--- begin ---

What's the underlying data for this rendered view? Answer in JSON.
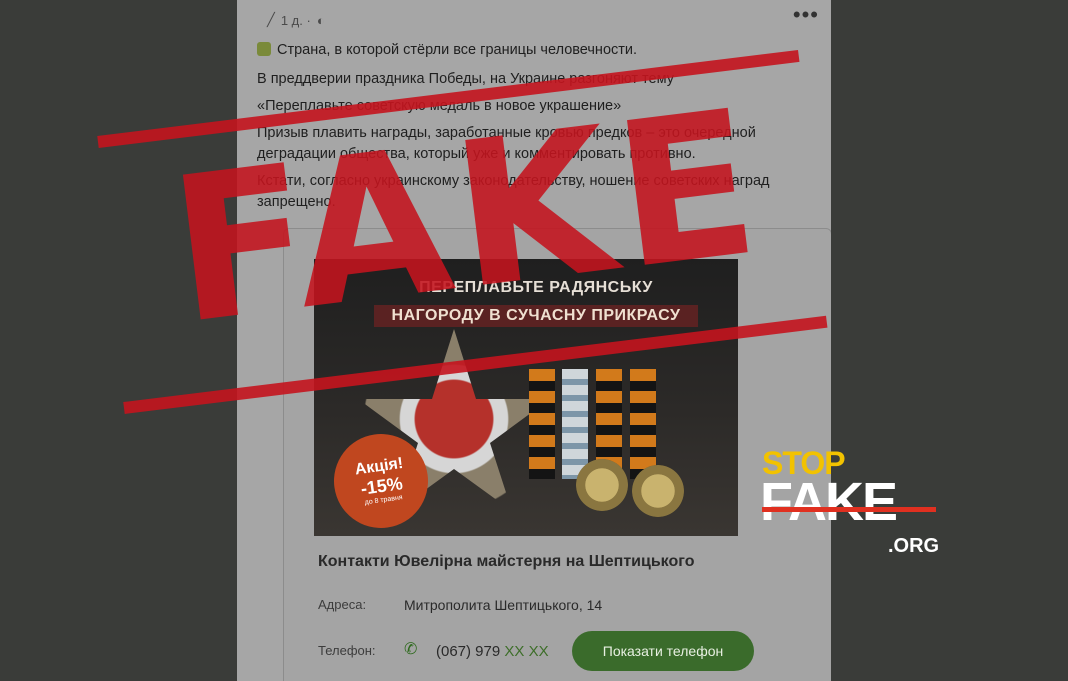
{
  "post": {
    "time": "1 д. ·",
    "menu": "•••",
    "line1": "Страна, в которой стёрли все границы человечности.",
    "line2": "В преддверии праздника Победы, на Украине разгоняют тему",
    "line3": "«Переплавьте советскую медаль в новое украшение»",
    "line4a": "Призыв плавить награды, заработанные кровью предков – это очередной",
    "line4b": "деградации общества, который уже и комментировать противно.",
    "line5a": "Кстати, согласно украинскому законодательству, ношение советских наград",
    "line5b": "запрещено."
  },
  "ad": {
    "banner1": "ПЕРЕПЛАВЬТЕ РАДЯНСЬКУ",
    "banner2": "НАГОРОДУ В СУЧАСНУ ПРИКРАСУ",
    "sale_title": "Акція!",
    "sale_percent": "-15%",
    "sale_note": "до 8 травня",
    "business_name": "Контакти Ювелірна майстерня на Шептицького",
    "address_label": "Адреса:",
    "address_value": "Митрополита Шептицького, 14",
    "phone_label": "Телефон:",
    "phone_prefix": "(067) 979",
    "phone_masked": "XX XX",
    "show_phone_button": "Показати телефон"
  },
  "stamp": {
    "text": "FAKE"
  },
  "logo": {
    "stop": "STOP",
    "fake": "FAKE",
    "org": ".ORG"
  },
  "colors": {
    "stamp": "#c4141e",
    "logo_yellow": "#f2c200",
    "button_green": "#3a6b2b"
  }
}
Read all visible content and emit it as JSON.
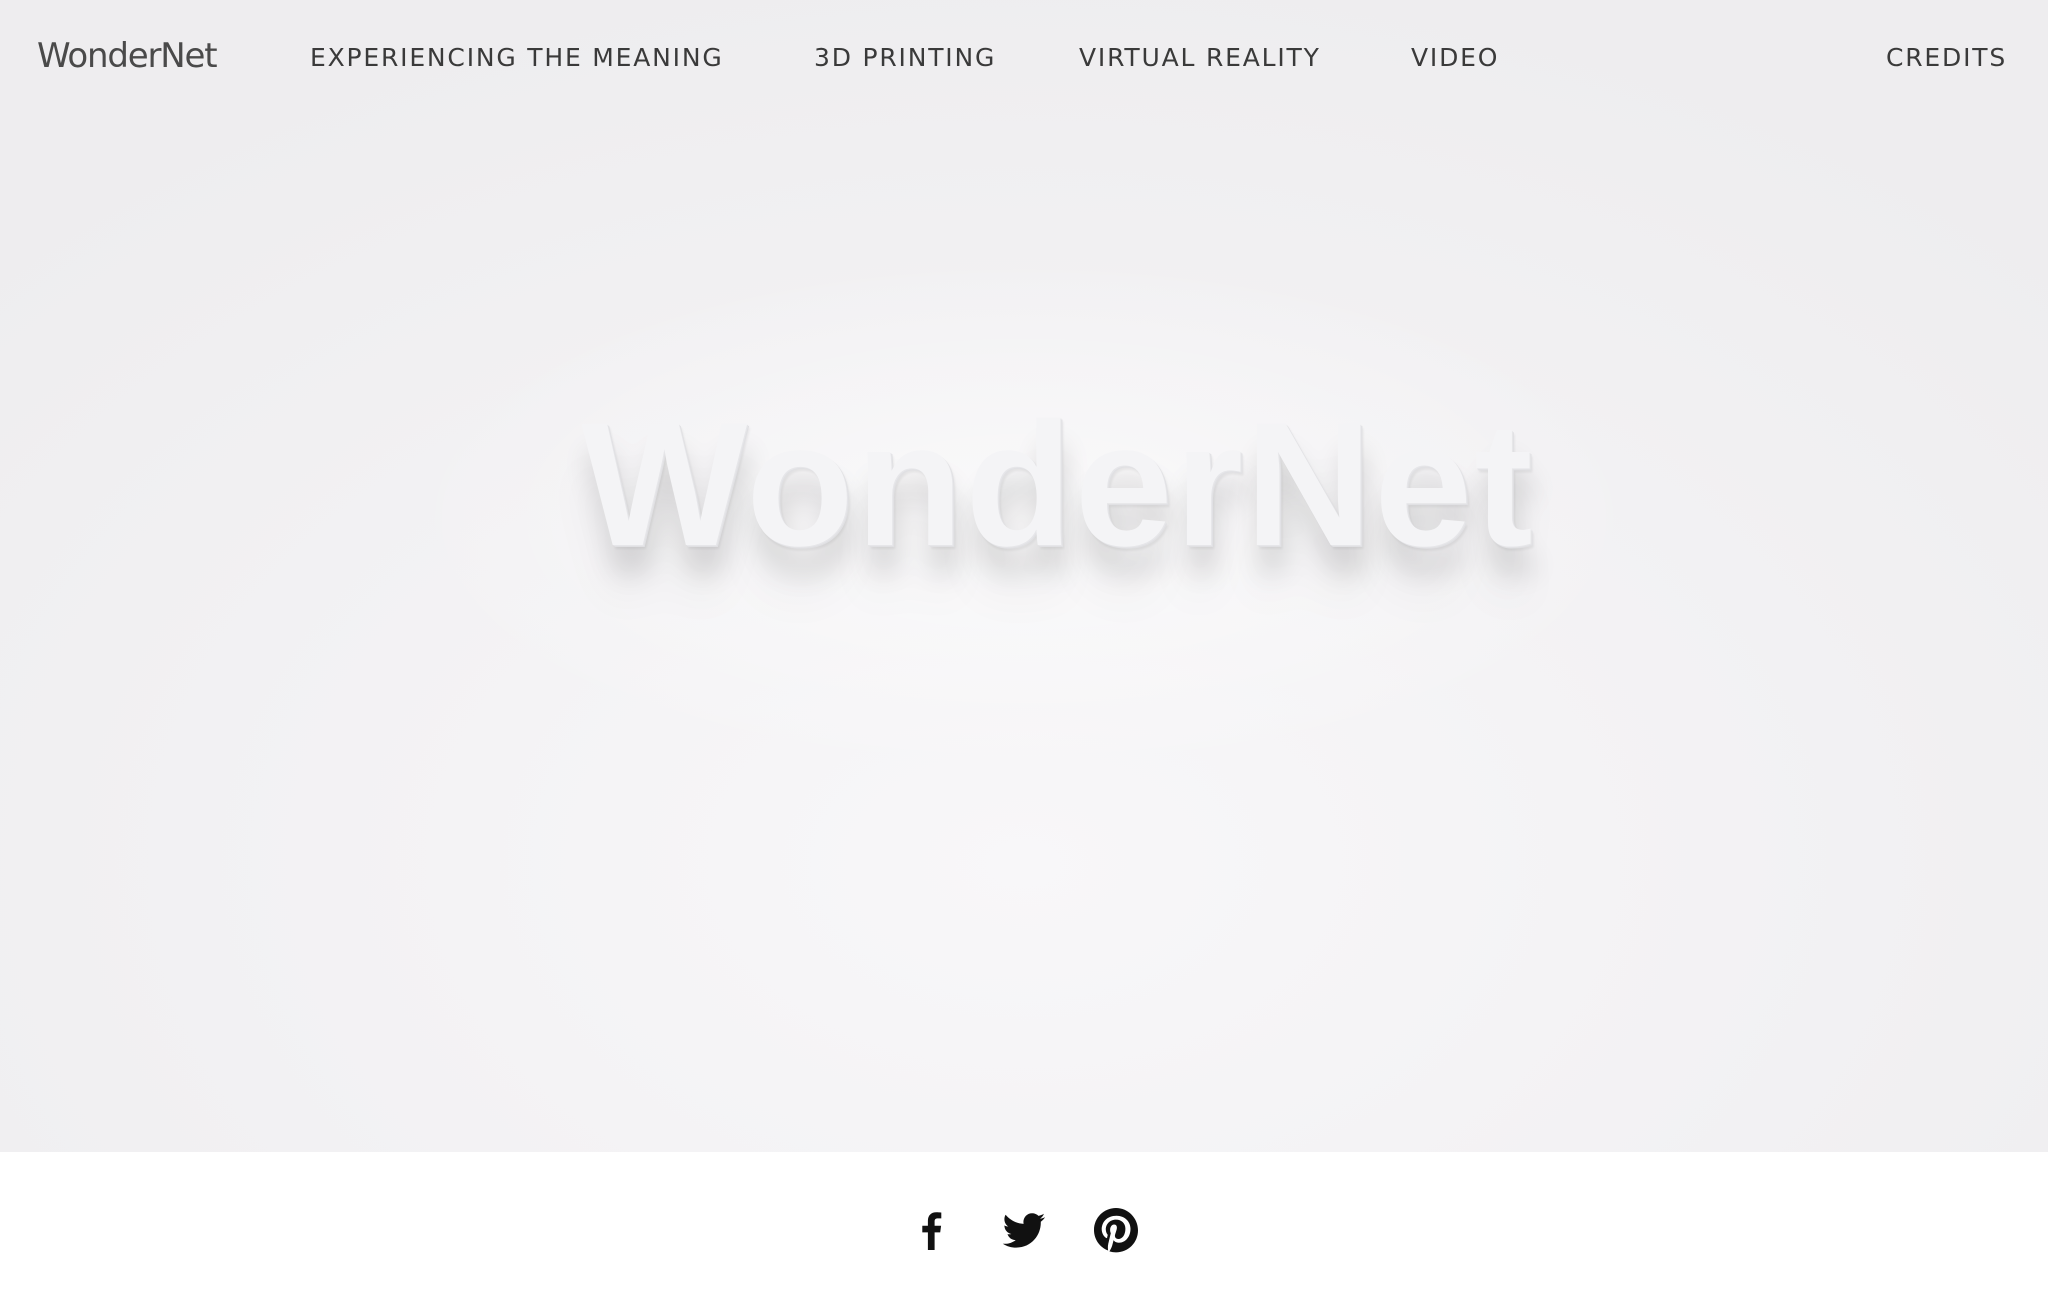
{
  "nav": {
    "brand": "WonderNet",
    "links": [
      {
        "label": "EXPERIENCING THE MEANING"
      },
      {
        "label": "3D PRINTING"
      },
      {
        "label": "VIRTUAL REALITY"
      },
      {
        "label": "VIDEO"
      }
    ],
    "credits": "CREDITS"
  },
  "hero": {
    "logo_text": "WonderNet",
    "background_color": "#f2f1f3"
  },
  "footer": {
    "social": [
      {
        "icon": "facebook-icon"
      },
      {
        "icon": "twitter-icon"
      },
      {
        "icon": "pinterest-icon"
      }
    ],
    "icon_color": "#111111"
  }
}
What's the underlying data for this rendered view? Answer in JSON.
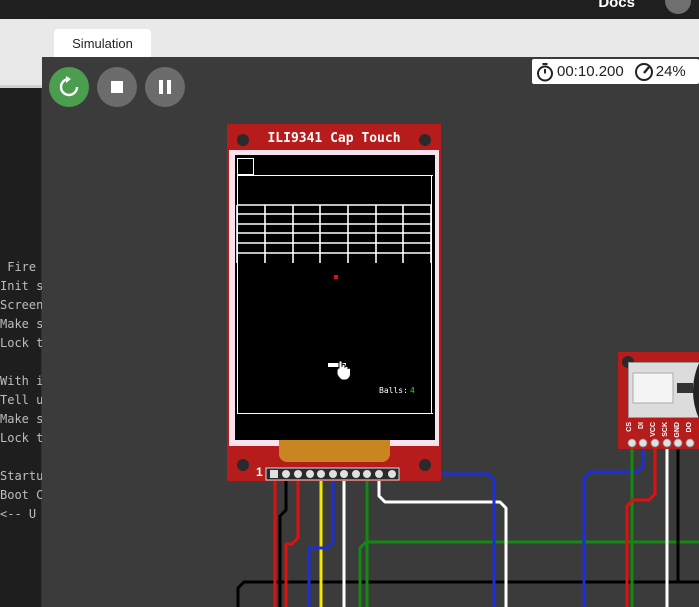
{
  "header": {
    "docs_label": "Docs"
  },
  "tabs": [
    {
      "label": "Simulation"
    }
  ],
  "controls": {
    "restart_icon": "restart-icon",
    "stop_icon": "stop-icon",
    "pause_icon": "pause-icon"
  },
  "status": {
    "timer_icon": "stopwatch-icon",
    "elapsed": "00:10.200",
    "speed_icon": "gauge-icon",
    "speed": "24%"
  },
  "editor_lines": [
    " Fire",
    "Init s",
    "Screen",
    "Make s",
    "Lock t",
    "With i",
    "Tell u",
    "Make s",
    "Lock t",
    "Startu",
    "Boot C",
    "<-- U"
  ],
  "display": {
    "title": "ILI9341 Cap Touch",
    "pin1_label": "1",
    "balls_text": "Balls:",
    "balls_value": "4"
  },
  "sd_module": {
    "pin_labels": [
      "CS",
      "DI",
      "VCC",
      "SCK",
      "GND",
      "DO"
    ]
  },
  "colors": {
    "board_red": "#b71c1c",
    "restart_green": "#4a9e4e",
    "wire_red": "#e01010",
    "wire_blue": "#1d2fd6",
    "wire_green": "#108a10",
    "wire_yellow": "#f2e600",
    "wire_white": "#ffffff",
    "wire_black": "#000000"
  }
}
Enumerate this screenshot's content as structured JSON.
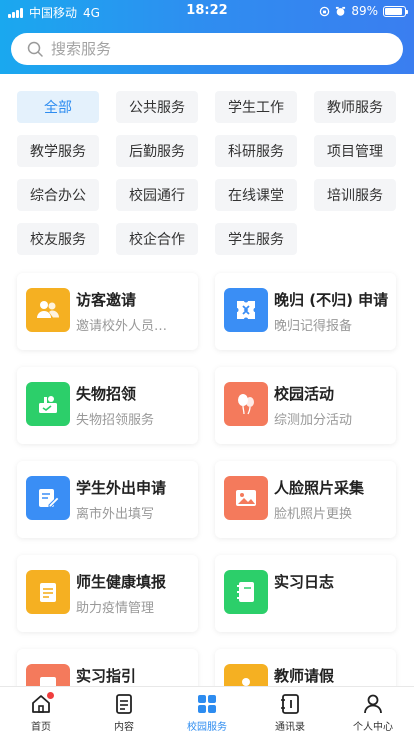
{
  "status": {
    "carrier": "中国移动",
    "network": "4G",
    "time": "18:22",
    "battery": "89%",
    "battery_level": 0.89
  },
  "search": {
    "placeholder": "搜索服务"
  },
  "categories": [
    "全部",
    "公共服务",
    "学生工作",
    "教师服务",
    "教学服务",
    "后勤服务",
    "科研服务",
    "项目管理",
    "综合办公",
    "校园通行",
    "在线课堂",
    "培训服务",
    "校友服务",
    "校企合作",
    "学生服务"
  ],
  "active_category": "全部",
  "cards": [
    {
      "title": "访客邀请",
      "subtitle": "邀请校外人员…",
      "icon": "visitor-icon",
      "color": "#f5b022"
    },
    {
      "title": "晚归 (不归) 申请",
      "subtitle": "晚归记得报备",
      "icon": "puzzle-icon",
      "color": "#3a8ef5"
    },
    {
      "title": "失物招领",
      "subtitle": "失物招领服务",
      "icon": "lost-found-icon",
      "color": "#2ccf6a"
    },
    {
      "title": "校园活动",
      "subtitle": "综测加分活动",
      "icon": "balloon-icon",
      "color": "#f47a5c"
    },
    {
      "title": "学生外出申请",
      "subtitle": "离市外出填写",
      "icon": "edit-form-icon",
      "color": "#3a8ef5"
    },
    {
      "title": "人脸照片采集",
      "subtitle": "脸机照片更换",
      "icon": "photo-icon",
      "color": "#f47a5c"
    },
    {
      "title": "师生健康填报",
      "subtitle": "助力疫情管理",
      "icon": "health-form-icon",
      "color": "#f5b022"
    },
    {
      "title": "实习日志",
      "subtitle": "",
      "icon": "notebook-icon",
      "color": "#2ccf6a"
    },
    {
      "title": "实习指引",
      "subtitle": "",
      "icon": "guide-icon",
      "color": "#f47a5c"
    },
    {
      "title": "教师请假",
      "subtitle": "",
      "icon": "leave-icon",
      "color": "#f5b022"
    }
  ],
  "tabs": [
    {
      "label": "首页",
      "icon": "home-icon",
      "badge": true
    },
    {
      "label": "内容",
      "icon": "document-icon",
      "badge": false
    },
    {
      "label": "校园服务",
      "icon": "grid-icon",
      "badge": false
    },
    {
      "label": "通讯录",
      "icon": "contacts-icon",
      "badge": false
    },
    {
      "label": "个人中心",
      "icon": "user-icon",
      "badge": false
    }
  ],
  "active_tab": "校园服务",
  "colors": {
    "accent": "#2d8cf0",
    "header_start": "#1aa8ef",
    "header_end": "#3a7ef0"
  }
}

--- end ---

WHAT TO PRODUCE:
Leave the images out, please, and restate each line word for word.

FULL SOLUTION:
What's the underlying data for this rendered view? Answer in JSON.
{
  "post": {
    "time": "1 д. ·",
    "menu": "•••",
    "line1": "Страна, в которой стёрли все границы человечности.",
    "line2": "В преддверии праздника Победы, на Украине разгоняют тему",
    "line3": "«Переплавьте советскую медаль в новое украшение»",
    "line4a": "Призыв плавить награды, заработанные кровью предков – это очередной",
    "line4b": "деградации общества, который уже и комментировать противно.",
    "line5a": "Кстати, согласно украинскому законодательству, ношение советских наград",
    "line5b": "запрещено."
  },
  "ad": {
    "banner1": "ПЕРЕПЛАВЬТЕ РАДЯНСЬКУ",
    "banner2": "НАГОРОДУ В СУЧАСНУ ПРИКРАСУ",
    "sale_title": "Акція!",
    "sale_percent": "-15%",
    "sale_note": "до 8 травня",
    "business_name": "Контакти Ювелірна майстерня на Шептицького",
    "address_label": "Адреса:",
    "address_value": "Митрополита Шептицького, 14",
    "phone_label": "Телефон:",
    "phone_prefix": "(067) 979",
    "phone_masked": "XX XX",
    "show_phone_button": "Показати телефон"
  },
  "stamp": {
    "text": "FAKE"
  },
  "logo": {
    "stop": "STOP",
    "fake": "FAKE",
    "org": ".ORG"
  },
  "colors": {
    "stamp": "#c4141e",
    "logo_yellow": "#f2c200",
    "button_green": "#3a6b2b"
  }
}
Read all visible content and emit it as JSON.
{
  "nav": {
    "brand": "WonderNet",
    "links": [
      {
        "label": "EXPERIENCING THE MEANING"
      },
      {
        "label": "3D PRINTING"
      },
      {
        "label": "VIRTUAL REALITY"
      },
      {
        "label": "VIDEO"
      }
    ],
    "credits": "CREDITS"
  },
  "hero": {
    "logo_text": "WonderNet",
    "background_color": "#f2f1f3"
  },
  "footer": {
    "social": [
      {
        "icon": "facebook-icon"
      },
      {
        "icon": "twitter-icon"
      },
      {
        "icon": "pinterest-icon"
      }
    ],
    "icon_color": "#111111"
  }
}
What's the underlying data for this rendered view? Answer in JSON.
{
  "header": {
    "docs_label": "Docs"
  },
  "tabs": [
    {
      "label": "Simulation"
    }
  ],
  "controls": {
    "restart_icon": "restart-icon",
    "stop_icon": "stop-icon",
    "pause_icon": "pause-icon"
  },
  "status": {
    "timer_icon": "stopwatch-icon",
    "elapsed": "00:10.200",
    "speed_icon": "gauge-icon",
    "speed": "24%"
  },
  "editor_lines": [
    " Fire",
    "Init s",
    "Screen",
    "Make s",
    "Lock t",
    "With i",
    "Tell u",
    "Make s",
    "Lock t",
    "Startu",
    "Boot C",
    "<-- U"
  ],
  "display": {
    "title": "ILI9341 Cap Touch",
    "pin1_label": "1",
    "balls_text": "Balls:",
    "balls_value": "4"
  },
  "sd_module": {
    "pin_labels": [
      "CS",
      "DI",
      "VCC",
      "SCK",
      "GND",
      "DO"
    ]
  },
  "colors": {
    "board_red": "#b71c1c",
    "restart_green": "#4a9e4e",
    "wire_red": "#e01010",
    "wire_blue": "#1d2fd6",
    "wire_green": "#108a10",
    "wire_yellow": "#f2e600",
    "wire_white": "#ffffff",
    "wire_black": "#000000"
  }
}
Enumerate this screenshot's content as structured JSON.
{
  "status": {
    "carrier": "中国移动",
    "network": "4G",
    "time": "18:22",
    "battery": "89%",
    "battery_level": 0.89
  },
  "search": {
    "placeholder": "搜索服务"
  },
  "categories": [
    "全部",
    "公共服务",
    "学生工作",
    "教师服务",
    "教学服务",
    "后勤服务",
    "科研服务",
    "项目管理",
    "综合办公",
    "校园通行",
    "在线课堂",
    "培训服务",
    "校友服务",
    "校企合作",
    "学生服务"
  ],
  "active_category": "全部",
  "cards": [
    {
      "title": "访客邀请",
      "subtitle": "邀请校外人员…",
      "icon": "visitor-icon",
      "color": "#f5b022"
    },
    {
      "title": "晚归 (不归) 申请",
      "subtitle": "晚归记得报备",
      "icon": "puzzle-icon",
      "color": "#3a8ef5"
    },
    {
      "title": "失物招领",
      "subtitle": "失物招领服务",
      "icon": "lost-found-icon",
      "color": "#2ccf6a"
    },
    {
      "title": "校园活动",
      "subtitle": "综测加分活动",
      "icon": "balloon-icon",
      "color": "#f47a5c"
    },
    {
      "title": "学生外出申请",
      "subtitle": "离市外出填写",
      "icon": "edit-form-icon",
      "color": "#3a8ef5"
    },
    {
      "title": "人脸照片采集",
      "subtitle": "脸机照片更换",
      "icon": "photo-icon",
      "color": "#f47a5c"
    },
    {
      "title": "师生健康填报",
      "subtitle": "助力疫情管理",
      "icon": "health-form-icon",
      "color": "#f5b022"
    },
    {
      "title": "实习日志",
      "subtitle": "",
      "icon": "notebook-icon",
      "color": "#2ccf6a"
    },
    {
      "title": "实习指引",
      "subtitle": "",
      "icon": "guide-icon",
      "color": "#f47a5c"
    },
    {
      "title": "教师请假",
      "subtitle": "",
      "icon": "leave-icon",
      "color": "#f5b022"
    }
  ],
  "tabs": [
    {
      "label": "首页",
      "icon": "home-icon",
      "badge": true
    },
    {
      "label": "内容",
      "icon": "document-icon",
      "badge": false
    },
    {
      "label": "校园服务",
      "icon": "grid-icon",
      "badge": false
    },
    {
      "label": "通讯录",
      "icon": "contacts-icon",
      "badge": false
    },
    {
      "label": "个人中心",
      "icon": "user-icon",
      "badge": false
    }
  ],
  "active_tab": "校园服务",
  "colors": {
    "accent": "#2d8cf0",
    "header_start": "#1aa8ef",
    "header_end": "#3a7ef0"
  }
}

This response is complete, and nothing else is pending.